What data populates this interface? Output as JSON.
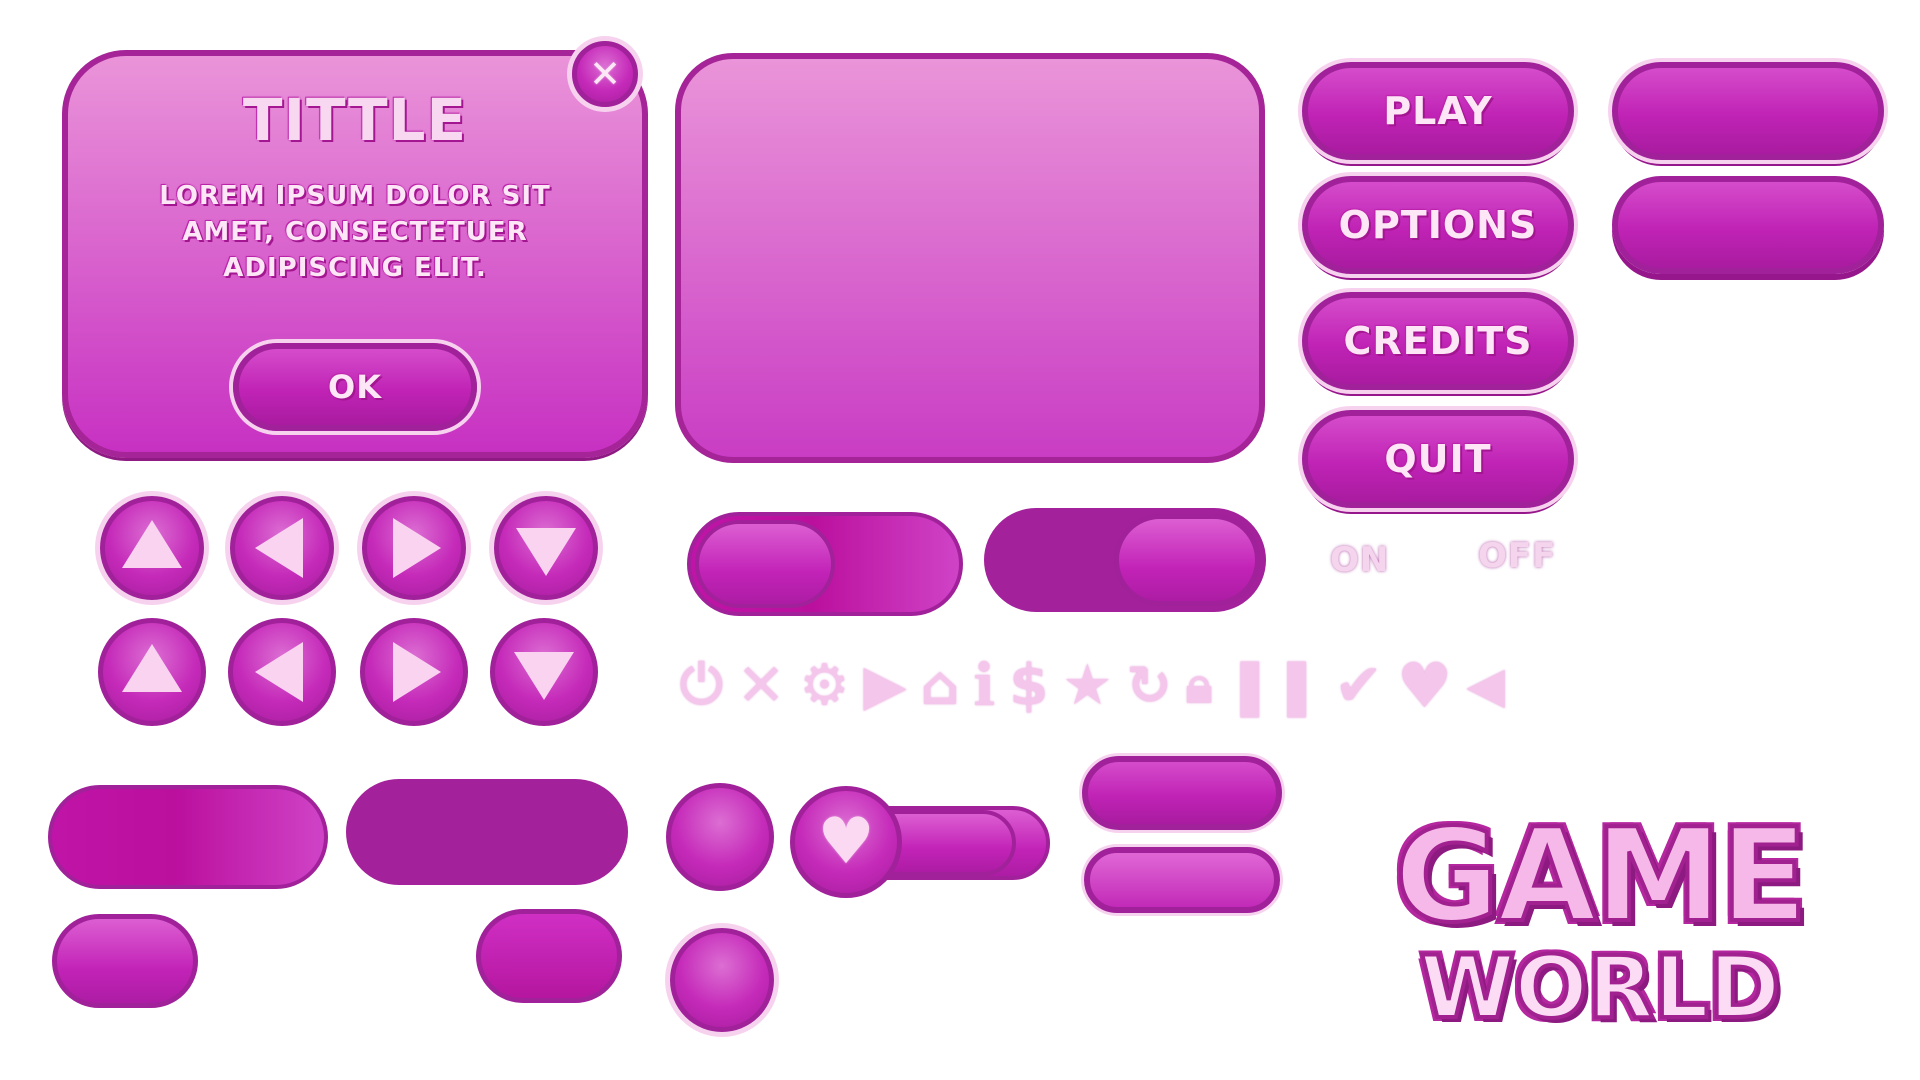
{
  "dialog": {
    "title": "TITTLE",
    "body": "LOREM IPSUM DOLOR SIT AMET, CONSECTETUER ADIPISCING ELIT.",
    "ok_label": "OK",
    "close_icon": "close-icon"
  },
  "menu": {
    "play_label": "PLAY",
    "options_label": "OPTIONS",
    "credits_label": "CREDITS",
    "quit_label": "QUIT"
  },
  "toggle_labels": {
    "on": "ON",
    "off": "OFF"
  },
  "icons": [
    "power-icon",
    "close-icon",
    "gear-icon",
    "play-icon",
    "home-icon",
    "info-icon",
    "dollar-icon",
    "star-icon",
    "refresh-icon",
    "lock-icon",
    "pause-icon",
    "check-icon",
    "heart-icon",
    "speaker-icon"
  ],
  "logo": {
    "line1": "GAME",
    "line2": "WORLD"
  },
  "colors": {
    "primary": "#c52ab9",
    "border": "#a1219a",
    "light": "#f7d2ef",
    "text": "#fde6f6"
  }
}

---*---

▶ _Task objective_
The entries above should be reproduced exactly, without their pictures.

▶ _Exercise output_
What data populates this interface? Output as JSON.
{
  "dialog": {
    "title": "TITTLE",
    "body": "LOREM IPSUM DOLOR SIT AMET, CONSECTETUER ADIPISCING ELIT.",
    "ok_label": "OK",
    "close_icon": "close-icon"
  },
  "menu": {
    "play_label": "PLAY",
    "options_label": "OPTIONS",
    "credits_label": "CREDITS",
    "quit_label": "QUIT"
  },
  "toggle_labels": {
    "on": "ON",
    "off": "OFF"
  },
  "icons": [
    "power-icon",
    "close-icon",
    "gear-icon",
    "play-icon",
    "home-icon",
    "info-icon",
    "dollar-icon",
    "star-icon",
    "refresh-icon",
    "lock-icon",
    "pause-icon",
    "check-icon",
    "heart-icon",
    "speaker-icon"
  ],
  "logo": {
    "line1": "GAME",
    "line2": "WORLD"
  },
  "colors": {
    "primary": "#c52ab9",
    "border": "#a1219a",
    "light": "#f7d2ef",
    "text": "#fde6f6"
  }
}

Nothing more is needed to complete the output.